MATERIAL TO PROCESS:
(begin)
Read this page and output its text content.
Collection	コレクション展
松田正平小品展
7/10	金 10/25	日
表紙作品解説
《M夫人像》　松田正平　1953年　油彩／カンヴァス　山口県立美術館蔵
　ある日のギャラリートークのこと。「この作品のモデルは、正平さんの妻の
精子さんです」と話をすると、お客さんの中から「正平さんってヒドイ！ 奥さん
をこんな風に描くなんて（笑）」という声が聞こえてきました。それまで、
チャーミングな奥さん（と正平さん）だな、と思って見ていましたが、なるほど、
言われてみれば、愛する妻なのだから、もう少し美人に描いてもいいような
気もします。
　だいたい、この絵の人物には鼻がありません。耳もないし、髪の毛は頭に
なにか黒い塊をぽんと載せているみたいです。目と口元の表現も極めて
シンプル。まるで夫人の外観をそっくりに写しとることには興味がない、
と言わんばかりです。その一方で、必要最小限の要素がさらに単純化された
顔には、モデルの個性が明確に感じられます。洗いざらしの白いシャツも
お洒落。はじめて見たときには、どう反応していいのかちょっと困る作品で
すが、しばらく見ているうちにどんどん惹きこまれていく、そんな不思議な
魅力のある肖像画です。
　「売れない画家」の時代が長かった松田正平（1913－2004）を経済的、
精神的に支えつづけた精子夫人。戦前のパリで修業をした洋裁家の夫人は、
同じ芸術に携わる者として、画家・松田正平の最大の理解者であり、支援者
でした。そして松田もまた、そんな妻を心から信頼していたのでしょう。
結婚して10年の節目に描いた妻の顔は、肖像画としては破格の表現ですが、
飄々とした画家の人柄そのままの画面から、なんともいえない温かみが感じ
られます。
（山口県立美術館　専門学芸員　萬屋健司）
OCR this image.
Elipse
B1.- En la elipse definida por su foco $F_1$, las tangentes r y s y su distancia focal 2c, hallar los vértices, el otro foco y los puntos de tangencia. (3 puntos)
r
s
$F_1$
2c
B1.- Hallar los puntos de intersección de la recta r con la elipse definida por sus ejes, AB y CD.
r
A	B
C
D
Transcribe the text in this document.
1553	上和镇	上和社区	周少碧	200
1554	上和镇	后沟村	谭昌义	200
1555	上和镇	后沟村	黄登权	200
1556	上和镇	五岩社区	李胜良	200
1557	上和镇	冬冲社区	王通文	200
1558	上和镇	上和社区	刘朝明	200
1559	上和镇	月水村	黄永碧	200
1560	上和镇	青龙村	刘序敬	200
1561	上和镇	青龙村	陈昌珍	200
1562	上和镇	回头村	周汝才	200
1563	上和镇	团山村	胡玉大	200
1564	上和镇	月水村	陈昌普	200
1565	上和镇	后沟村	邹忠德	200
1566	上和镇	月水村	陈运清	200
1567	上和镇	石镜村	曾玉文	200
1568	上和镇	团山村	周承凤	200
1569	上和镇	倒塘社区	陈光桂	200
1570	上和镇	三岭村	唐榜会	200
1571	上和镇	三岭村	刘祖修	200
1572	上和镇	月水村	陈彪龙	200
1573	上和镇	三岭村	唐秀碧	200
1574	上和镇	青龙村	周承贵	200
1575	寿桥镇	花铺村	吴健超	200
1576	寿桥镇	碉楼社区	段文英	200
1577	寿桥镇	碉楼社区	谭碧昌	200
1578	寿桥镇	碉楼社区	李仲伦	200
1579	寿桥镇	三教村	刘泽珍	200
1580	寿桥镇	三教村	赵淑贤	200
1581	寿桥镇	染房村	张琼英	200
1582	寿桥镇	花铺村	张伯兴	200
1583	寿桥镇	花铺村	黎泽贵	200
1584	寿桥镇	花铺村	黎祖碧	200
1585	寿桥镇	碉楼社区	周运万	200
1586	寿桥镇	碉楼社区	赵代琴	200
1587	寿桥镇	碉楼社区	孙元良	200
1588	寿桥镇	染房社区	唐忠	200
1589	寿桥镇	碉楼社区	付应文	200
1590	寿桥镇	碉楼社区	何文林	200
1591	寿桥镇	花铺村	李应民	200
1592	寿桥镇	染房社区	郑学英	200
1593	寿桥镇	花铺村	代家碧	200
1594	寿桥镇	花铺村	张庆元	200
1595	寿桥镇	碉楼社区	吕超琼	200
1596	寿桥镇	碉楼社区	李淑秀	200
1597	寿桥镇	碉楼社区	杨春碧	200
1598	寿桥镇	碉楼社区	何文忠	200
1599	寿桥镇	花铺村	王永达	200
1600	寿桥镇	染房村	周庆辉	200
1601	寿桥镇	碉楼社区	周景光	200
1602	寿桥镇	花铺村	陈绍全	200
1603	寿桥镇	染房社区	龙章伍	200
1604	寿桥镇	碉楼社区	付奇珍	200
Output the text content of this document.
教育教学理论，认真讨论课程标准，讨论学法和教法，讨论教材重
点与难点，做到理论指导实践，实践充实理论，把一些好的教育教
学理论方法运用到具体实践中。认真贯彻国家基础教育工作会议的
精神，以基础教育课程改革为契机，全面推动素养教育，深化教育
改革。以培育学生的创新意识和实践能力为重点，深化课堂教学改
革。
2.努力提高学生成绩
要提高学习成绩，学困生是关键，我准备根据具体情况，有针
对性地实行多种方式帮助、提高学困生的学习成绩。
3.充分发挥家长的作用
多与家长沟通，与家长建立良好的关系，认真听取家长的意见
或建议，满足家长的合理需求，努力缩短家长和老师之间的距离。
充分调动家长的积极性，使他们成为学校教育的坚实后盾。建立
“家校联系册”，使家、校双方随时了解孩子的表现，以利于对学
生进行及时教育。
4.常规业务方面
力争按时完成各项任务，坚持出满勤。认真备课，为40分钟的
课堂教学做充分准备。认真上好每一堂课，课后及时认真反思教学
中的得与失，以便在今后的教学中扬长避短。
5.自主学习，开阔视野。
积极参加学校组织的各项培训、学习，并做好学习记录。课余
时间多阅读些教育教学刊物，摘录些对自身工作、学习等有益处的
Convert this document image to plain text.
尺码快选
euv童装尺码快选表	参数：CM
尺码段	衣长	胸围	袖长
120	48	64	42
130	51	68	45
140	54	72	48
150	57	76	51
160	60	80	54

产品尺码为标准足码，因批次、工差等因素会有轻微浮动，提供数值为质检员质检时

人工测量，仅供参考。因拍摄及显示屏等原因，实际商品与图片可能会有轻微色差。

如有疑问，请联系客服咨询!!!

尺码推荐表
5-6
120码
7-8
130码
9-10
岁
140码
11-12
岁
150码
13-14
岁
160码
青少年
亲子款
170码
(end)
TASK BRIEF: Copy each line of the data that contains the word "染房社区".

FULL SOLUTION:
1588	寿桥镇	染房社区	唐忠	200
1592	寿桥镇	染房社区	郑学英	200
1603	寿桥镇	染房社区	龙章伍	200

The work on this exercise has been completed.